Copy each line of the data below with the word "dans".

* * * * *

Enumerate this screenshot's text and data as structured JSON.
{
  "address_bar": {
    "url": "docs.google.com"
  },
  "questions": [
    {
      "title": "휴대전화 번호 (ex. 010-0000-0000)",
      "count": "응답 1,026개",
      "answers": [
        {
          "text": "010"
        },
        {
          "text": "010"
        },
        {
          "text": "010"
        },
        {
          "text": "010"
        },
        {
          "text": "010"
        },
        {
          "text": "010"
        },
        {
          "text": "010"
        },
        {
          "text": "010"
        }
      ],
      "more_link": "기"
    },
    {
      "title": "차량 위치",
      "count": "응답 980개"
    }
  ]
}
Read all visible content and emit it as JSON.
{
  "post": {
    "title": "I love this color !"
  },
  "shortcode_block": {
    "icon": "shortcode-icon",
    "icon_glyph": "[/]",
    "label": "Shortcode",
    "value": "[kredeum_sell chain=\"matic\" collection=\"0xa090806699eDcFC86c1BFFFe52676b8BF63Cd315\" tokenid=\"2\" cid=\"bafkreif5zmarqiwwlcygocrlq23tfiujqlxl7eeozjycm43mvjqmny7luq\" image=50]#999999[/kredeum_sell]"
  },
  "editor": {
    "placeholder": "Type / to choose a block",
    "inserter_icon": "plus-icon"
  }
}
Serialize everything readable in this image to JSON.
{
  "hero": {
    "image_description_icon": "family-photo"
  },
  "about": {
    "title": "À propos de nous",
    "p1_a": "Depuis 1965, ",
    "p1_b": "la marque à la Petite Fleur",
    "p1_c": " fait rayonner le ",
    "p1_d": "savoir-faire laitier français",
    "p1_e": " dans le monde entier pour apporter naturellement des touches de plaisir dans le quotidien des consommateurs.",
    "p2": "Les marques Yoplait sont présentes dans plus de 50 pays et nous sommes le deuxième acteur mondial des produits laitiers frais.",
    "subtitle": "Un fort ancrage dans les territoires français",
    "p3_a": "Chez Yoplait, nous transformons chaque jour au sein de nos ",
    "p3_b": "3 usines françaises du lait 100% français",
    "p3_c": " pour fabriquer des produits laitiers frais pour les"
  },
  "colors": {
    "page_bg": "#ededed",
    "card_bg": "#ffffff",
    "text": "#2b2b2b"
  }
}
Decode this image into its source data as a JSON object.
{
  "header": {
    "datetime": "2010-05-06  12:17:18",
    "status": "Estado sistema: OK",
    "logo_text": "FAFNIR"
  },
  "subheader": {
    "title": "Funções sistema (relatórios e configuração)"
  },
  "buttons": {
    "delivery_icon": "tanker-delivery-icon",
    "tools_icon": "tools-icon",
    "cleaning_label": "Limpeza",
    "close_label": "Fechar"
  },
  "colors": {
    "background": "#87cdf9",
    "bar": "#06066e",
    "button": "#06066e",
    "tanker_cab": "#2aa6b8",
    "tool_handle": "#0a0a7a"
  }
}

* * * * *

_Complete response:_
    "p1_e": " dans le monde entier pour apporter naturellement des touches de plaisir dans le quotidien des consommateurs.",
    "p2": "Les marques Yoplait sont présentes dans plus de 50 pays et nous sommes le deuxième acteur mondial des produits laitiers frais.",
    "subtitle": "Un fort ancrage dans les territoires français",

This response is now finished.